* START Record set *

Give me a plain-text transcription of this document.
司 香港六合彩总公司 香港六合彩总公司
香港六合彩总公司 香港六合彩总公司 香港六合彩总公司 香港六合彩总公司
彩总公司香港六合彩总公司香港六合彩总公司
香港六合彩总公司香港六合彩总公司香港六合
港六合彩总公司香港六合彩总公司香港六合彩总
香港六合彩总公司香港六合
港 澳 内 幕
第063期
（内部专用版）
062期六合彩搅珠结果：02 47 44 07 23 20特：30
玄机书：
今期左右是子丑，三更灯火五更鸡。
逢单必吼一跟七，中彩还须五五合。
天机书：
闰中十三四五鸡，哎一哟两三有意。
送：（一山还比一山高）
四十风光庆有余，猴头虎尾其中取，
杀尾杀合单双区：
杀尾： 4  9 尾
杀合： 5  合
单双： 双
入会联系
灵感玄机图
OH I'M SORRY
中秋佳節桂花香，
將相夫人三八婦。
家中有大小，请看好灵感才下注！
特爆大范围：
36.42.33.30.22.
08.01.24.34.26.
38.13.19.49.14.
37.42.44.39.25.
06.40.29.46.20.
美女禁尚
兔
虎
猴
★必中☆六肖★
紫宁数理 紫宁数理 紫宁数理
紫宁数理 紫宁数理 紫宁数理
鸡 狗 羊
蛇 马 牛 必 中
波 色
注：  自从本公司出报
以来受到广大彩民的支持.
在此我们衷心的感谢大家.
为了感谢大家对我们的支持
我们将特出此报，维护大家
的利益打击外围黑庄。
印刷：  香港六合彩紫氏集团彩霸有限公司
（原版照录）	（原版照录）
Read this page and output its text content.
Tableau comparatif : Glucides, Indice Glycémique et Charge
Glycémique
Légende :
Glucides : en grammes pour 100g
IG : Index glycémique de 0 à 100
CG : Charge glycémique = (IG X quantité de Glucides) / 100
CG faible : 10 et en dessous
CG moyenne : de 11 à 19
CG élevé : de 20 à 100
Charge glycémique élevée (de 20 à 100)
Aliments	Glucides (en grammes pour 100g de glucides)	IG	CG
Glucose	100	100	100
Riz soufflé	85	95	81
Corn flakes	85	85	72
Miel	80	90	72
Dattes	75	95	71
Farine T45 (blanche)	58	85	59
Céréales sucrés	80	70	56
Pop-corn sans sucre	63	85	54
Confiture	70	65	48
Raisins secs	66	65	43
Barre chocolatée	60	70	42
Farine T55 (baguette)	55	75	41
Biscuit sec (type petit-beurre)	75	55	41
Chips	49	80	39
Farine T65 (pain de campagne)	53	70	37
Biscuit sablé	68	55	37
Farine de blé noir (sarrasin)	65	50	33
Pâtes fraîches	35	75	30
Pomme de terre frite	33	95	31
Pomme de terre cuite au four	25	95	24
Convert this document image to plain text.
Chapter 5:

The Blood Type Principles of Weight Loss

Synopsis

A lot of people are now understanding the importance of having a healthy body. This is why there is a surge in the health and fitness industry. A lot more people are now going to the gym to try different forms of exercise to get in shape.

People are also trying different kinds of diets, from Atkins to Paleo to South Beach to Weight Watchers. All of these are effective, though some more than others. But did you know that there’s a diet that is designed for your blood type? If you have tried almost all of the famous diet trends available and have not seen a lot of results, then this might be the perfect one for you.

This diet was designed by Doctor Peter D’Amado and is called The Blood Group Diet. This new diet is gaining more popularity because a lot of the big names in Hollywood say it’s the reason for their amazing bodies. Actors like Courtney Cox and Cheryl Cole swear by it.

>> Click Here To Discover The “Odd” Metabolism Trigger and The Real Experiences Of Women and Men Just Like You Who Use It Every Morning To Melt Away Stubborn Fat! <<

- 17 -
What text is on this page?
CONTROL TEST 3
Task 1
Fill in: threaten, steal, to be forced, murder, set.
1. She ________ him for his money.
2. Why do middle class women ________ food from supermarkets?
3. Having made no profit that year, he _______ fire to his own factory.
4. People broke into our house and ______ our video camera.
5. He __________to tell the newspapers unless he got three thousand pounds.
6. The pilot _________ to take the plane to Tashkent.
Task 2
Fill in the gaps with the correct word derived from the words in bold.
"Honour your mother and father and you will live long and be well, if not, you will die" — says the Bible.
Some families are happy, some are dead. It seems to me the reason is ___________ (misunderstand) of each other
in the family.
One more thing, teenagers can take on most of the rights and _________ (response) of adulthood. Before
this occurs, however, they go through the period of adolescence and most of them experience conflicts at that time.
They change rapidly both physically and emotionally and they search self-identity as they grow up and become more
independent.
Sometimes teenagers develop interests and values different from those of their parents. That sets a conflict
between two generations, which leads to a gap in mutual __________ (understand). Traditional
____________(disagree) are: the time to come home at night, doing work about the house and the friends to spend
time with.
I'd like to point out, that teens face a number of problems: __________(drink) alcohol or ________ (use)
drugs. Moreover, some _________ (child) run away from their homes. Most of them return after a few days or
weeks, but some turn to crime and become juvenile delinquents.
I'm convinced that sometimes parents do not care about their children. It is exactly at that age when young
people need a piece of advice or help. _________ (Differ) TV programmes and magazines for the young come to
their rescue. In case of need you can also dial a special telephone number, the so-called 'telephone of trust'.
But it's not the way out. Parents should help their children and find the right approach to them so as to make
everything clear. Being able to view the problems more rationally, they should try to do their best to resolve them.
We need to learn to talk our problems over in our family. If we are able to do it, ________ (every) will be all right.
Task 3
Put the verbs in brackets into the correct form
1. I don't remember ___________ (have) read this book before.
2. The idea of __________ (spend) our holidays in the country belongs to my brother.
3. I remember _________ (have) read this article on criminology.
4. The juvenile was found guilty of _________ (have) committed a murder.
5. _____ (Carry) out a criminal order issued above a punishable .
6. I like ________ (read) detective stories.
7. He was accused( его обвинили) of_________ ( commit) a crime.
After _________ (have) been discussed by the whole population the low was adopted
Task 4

* END Record set *

Lines in the records that hold the word "teenagers" are to be counted; give only the total.

2